Examine the records and identify each line that includes the string "diadoc". Copy those lines.

──────── Exercise input

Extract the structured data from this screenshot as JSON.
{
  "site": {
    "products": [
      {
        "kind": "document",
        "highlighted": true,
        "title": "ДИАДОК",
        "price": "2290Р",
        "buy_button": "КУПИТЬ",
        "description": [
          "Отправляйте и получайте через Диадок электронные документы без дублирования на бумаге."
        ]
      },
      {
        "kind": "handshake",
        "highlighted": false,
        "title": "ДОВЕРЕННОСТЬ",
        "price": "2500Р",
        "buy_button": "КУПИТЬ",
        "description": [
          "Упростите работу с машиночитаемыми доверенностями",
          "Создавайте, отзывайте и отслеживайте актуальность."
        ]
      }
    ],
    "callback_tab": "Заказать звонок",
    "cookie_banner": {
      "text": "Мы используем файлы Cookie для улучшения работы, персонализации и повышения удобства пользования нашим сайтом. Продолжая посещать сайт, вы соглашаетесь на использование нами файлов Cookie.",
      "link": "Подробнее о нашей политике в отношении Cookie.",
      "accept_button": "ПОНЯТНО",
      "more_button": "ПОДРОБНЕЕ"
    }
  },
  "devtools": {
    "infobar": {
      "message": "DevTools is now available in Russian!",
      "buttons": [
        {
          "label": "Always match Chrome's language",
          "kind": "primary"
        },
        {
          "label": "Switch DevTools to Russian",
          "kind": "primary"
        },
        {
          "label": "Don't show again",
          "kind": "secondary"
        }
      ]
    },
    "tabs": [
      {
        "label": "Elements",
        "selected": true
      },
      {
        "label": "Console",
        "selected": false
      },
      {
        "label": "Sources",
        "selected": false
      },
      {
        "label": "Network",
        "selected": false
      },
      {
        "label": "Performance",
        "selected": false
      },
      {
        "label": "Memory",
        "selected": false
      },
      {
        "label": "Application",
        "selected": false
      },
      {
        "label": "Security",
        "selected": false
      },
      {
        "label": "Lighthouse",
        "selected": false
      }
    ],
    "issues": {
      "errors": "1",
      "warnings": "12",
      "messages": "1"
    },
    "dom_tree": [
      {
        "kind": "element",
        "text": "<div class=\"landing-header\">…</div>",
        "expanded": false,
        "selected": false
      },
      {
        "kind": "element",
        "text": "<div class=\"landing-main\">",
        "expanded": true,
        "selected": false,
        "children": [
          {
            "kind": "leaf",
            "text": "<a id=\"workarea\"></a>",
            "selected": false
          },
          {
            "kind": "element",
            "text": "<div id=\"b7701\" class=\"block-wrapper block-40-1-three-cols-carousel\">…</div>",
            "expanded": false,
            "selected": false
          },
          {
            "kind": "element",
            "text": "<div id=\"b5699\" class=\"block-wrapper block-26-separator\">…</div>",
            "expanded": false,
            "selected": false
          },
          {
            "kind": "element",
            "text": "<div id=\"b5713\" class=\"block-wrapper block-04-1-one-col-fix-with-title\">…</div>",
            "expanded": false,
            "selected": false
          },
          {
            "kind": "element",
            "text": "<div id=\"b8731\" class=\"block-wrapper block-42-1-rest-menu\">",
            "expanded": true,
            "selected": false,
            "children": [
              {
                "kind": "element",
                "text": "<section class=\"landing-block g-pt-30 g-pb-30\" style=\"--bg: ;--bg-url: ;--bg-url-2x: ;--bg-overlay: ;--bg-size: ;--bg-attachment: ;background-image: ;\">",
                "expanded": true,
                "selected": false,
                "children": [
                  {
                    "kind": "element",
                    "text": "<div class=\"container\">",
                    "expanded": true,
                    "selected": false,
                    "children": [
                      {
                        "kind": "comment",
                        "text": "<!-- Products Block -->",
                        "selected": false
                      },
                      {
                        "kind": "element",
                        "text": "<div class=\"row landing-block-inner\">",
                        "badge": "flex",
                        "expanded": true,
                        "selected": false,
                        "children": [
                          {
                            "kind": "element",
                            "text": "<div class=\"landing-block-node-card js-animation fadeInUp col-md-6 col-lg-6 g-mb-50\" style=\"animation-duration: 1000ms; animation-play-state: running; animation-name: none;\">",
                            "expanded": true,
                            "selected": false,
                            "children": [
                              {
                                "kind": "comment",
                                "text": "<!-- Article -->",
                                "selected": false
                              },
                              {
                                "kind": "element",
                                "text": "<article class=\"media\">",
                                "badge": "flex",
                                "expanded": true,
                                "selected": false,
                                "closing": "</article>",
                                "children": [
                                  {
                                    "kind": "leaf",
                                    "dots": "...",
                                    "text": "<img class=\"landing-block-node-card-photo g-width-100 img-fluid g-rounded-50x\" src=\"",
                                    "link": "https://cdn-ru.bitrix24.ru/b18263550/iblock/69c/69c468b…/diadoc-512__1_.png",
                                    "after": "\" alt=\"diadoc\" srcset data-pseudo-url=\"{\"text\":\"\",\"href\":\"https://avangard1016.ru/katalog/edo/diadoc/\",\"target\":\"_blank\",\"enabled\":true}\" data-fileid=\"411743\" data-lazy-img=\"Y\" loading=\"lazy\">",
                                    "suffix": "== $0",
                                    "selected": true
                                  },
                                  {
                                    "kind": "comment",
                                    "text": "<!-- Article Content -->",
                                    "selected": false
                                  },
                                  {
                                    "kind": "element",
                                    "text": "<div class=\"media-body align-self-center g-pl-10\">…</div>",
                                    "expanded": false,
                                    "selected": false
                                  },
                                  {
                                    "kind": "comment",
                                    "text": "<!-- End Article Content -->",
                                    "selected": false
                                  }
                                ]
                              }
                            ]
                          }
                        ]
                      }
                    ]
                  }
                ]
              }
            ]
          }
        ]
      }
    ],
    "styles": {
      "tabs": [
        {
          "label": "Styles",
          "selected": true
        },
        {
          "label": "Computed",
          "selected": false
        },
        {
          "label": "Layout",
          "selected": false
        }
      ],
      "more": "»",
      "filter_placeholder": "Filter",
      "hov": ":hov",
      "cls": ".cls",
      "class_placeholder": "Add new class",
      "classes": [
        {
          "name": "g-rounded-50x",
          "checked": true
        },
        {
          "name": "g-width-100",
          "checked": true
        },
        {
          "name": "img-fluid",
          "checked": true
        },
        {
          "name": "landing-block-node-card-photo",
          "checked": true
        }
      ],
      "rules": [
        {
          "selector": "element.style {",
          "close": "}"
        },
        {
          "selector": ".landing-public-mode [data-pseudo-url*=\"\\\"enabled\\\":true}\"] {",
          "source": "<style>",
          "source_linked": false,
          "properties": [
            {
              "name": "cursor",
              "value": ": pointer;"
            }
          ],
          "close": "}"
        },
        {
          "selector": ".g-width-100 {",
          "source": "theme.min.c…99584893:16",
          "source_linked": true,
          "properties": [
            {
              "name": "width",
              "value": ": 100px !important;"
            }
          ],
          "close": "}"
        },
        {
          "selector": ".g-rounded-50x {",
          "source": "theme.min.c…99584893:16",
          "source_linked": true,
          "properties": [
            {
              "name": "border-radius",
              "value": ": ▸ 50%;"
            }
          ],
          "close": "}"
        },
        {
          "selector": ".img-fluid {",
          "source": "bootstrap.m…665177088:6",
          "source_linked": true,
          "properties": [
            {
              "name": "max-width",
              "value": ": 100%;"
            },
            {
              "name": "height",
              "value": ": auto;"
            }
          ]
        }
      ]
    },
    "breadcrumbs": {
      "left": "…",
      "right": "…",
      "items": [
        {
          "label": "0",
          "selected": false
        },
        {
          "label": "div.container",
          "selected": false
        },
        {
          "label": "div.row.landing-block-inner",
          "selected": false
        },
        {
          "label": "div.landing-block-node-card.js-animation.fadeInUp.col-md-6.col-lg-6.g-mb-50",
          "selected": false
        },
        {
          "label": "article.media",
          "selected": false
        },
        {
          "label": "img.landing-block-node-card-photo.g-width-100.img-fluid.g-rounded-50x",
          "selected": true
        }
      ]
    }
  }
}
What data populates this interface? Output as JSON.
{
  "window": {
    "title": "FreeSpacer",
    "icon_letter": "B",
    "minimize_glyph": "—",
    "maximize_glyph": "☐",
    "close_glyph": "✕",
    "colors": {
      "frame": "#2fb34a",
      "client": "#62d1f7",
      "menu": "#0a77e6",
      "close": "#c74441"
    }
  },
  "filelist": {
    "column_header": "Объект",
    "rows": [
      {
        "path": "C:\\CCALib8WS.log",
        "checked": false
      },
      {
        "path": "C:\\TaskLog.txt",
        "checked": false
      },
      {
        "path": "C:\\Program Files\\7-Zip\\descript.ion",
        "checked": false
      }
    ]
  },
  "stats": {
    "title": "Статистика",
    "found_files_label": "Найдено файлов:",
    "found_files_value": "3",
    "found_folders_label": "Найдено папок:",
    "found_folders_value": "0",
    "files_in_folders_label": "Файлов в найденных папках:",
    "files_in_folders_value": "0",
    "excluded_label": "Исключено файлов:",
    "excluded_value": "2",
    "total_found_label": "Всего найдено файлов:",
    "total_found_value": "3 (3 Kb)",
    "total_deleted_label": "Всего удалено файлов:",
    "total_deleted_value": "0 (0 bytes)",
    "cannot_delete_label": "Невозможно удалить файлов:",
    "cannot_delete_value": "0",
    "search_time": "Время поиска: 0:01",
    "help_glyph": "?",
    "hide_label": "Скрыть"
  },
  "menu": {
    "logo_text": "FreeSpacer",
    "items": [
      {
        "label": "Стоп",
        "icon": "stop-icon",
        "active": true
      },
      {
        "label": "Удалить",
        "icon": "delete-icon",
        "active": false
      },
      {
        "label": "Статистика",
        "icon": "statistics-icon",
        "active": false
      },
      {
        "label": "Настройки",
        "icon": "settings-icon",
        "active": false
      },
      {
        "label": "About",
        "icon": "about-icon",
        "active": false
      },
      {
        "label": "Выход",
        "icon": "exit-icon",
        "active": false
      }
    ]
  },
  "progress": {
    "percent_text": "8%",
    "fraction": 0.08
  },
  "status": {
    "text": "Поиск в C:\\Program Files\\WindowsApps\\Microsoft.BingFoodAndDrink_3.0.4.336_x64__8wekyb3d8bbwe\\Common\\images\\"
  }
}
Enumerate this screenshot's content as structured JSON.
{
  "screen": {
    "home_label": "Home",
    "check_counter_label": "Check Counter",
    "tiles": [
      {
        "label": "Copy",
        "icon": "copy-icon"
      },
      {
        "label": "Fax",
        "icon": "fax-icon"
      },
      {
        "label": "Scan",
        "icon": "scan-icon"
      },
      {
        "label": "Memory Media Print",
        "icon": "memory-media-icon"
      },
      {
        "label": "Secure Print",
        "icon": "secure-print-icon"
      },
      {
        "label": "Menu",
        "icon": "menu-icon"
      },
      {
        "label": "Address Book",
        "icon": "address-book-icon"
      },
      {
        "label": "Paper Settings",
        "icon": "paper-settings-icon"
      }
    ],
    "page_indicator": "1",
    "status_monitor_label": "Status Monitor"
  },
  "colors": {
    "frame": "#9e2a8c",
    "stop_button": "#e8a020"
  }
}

────────────────

### Exercise answer:
                                    "link": "https://cdn-ru.bitrix24.ru/b18263550/iblock/69c/69c468b…/diadoc-512__1_.png",
                                    "after": "\" alt=\"diadoc\" srcset data-pseudo-url=\"{\"text\":\"\",\"href\":\"https://avangard1016.ru/katalog/edo/diadoc/\",\"target\":\"_blank\",\"enabled\":true}\" data-fileid=\"411743\" data-lazy-img=\"Y\" loading=\"lazy\">",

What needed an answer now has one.